─── EXTRACTED INFORMATION

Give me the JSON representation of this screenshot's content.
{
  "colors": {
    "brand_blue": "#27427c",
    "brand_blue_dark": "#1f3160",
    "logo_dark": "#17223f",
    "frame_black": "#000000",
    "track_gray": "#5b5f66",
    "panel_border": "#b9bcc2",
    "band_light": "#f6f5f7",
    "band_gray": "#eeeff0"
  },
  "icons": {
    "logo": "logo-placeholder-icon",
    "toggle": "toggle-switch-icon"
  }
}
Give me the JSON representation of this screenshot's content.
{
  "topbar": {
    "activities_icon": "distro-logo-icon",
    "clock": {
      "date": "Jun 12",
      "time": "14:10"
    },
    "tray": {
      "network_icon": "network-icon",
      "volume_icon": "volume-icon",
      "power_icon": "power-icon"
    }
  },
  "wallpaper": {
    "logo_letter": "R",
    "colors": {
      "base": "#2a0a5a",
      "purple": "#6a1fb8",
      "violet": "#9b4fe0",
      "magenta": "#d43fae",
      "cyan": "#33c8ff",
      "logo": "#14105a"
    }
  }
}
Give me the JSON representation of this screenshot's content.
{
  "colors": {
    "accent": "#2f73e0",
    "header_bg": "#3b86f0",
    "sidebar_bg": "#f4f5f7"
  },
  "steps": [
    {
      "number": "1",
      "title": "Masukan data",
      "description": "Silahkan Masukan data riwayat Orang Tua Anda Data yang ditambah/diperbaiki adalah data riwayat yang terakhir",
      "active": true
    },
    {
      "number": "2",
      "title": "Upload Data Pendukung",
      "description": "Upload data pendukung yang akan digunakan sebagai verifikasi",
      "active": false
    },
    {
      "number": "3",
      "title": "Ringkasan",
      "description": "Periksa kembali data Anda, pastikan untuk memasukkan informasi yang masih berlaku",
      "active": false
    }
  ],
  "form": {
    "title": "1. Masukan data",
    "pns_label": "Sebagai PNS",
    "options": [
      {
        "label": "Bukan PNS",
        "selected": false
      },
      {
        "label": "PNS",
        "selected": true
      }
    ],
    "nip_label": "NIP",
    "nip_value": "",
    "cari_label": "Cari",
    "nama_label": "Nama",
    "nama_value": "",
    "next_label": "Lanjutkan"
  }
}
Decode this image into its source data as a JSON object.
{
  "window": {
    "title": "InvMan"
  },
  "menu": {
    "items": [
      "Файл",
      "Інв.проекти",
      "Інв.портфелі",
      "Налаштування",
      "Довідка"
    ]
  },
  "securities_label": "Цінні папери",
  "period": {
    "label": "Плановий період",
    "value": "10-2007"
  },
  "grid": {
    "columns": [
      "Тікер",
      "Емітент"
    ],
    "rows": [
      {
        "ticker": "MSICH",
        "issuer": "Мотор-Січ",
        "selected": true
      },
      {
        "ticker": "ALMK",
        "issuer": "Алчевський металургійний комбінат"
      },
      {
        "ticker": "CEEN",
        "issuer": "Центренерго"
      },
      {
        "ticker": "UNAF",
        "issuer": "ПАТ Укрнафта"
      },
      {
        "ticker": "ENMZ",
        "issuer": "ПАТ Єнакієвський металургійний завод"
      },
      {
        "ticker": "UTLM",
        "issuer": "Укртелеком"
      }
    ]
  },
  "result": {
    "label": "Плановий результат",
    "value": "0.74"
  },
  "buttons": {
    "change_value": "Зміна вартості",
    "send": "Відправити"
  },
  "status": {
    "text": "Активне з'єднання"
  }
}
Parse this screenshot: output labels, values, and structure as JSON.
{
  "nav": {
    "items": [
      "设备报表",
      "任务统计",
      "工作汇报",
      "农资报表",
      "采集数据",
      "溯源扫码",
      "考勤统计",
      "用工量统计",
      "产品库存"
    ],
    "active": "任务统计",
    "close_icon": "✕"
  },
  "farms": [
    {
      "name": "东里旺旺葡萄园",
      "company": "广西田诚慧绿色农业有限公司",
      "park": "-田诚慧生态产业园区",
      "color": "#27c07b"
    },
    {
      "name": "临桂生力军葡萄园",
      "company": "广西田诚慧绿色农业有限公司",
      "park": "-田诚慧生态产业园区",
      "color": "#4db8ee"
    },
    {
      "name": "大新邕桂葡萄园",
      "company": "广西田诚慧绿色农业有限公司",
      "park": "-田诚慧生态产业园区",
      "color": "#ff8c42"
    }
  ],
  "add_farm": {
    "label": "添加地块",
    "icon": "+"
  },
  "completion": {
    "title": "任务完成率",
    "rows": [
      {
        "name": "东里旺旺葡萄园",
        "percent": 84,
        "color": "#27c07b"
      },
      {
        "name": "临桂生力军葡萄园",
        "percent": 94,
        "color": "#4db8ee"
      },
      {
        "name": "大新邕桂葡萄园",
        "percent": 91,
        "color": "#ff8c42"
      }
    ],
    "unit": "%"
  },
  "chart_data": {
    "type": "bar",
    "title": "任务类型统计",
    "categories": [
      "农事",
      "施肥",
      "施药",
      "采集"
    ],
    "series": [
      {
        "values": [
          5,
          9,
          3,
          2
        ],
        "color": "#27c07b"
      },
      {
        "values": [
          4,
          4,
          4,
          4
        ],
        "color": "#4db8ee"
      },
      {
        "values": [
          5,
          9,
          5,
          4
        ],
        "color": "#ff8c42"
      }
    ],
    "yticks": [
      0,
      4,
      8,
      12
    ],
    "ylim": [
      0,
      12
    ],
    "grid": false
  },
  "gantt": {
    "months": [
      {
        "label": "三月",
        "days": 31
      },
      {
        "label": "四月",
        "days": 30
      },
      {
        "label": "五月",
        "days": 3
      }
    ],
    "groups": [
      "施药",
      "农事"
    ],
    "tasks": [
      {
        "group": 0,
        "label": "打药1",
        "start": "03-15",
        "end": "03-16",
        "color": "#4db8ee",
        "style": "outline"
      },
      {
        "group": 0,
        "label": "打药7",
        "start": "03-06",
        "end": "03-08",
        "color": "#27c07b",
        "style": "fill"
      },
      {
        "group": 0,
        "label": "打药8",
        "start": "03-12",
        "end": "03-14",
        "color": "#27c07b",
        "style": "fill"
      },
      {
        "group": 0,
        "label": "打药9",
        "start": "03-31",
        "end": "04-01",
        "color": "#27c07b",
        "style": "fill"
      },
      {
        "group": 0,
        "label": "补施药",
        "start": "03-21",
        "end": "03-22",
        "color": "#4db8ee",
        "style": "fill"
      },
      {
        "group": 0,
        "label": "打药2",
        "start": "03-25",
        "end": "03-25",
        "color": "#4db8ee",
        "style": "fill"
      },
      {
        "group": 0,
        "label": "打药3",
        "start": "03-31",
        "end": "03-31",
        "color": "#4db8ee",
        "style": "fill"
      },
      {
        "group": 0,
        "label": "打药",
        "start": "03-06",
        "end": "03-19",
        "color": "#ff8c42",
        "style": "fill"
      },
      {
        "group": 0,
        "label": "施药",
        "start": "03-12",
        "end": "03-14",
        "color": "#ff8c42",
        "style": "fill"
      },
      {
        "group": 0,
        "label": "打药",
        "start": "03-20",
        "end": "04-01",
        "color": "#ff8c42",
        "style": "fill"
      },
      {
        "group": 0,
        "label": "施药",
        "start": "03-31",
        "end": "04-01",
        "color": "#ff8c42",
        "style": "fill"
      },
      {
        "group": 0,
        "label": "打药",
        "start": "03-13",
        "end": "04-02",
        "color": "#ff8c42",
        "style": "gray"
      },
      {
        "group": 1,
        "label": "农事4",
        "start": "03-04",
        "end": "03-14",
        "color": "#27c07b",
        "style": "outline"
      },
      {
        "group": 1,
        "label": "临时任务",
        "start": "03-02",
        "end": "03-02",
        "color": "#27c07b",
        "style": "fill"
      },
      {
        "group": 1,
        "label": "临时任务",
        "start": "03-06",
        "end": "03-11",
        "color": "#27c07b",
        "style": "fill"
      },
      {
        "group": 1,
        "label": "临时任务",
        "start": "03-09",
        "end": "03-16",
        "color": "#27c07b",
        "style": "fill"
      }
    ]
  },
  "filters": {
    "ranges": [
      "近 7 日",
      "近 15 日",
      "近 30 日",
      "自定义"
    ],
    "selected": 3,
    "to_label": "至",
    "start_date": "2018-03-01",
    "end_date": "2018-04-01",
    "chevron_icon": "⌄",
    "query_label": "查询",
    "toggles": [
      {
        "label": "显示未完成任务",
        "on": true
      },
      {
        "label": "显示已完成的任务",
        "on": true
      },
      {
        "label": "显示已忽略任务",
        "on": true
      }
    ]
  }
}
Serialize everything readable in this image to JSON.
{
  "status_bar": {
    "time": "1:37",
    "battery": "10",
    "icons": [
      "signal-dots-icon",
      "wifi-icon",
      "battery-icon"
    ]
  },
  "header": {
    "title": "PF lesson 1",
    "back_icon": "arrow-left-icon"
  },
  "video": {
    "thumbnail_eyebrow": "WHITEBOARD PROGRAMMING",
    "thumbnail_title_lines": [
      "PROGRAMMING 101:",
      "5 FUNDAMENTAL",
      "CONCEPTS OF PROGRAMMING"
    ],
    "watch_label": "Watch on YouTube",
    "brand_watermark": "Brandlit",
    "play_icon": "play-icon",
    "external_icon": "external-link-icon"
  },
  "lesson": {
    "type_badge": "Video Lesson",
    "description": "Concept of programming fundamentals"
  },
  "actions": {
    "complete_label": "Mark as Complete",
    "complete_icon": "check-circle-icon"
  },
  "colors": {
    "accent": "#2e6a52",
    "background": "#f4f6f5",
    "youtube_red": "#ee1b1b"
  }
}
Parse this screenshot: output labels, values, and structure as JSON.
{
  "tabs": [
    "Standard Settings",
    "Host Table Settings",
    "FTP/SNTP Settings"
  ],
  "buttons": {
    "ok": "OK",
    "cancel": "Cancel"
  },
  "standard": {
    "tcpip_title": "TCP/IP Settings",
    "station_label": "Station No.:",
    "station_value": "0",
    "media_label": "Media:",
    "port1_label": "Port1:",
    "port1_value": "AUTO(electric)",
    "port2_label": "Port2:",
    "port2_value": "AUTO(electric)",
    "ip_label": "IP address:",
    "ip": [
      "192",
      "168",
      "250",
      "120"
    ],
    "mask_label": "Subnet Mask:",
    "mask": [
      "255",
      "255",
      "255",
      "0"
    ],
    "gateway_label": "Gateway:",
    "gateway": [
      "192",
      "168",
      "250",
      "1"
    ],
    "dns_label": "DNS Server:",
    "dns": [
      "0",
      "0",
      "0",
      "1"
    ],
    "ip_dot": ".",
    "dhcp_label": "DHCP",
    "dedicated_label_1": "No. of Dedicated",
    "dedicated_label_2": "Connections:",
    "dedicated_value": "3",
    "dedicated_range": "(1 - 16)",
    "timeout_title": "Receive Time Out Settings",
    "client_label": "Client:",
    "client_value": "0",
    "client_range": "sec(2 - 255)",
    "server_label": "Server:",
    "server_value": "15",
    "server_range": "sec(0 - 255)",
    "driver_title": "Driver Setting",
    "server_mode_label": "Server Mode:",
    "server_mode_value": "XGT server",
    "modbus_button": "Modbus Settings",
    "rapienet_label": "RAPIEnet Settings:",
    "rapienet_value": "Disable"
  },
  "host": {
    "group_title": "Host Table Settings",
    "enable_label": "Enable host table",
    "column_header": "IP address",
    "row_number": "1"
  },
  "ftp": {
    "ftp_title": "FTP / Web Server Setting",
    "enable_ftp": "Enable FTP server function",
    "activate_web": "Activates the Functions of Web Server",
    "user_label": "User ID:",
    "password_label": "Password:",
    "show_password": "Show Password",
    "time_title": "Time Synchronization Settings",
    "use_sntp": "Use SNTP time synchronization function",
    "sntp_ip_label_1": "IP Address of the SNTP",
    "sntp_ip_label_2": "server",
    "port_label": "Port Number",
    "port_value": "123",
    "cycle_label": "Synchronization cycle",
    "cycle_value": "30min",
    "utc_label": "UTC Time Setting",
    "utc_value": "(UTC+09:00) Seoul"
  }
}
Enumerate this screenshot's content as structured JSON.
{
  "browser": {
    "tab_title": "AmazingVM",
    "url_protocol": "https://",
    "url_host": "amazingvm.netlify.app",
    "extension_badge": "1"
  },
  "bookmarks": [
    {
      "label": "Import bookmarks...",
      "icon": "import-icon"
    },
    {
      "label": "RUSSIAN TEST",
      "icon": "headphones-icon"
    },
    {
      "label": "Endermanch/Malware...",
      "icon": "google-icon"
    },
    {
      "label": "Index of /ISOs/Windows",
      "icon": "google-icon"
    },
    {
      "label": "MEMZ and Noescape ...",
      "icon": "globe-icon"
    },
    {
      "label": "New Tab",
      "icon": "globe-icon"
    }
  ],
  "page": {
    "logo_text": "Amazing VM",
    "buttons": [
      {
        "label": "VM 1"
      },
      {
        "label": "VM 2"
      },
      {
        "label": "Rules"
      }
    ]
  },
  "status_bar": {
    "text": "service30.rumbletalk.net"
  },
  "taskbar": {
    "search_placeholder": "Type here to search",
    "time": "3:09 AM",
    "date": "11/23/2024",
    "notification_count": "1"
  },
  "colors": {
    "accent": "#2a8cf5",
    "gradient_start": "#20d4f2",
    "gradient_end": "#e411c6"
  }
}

──────

_WHAT YOU SHOULD DO_
Find every line holding the word "name"; give their count and nothing else.

_EXERCISE ANSWER_
6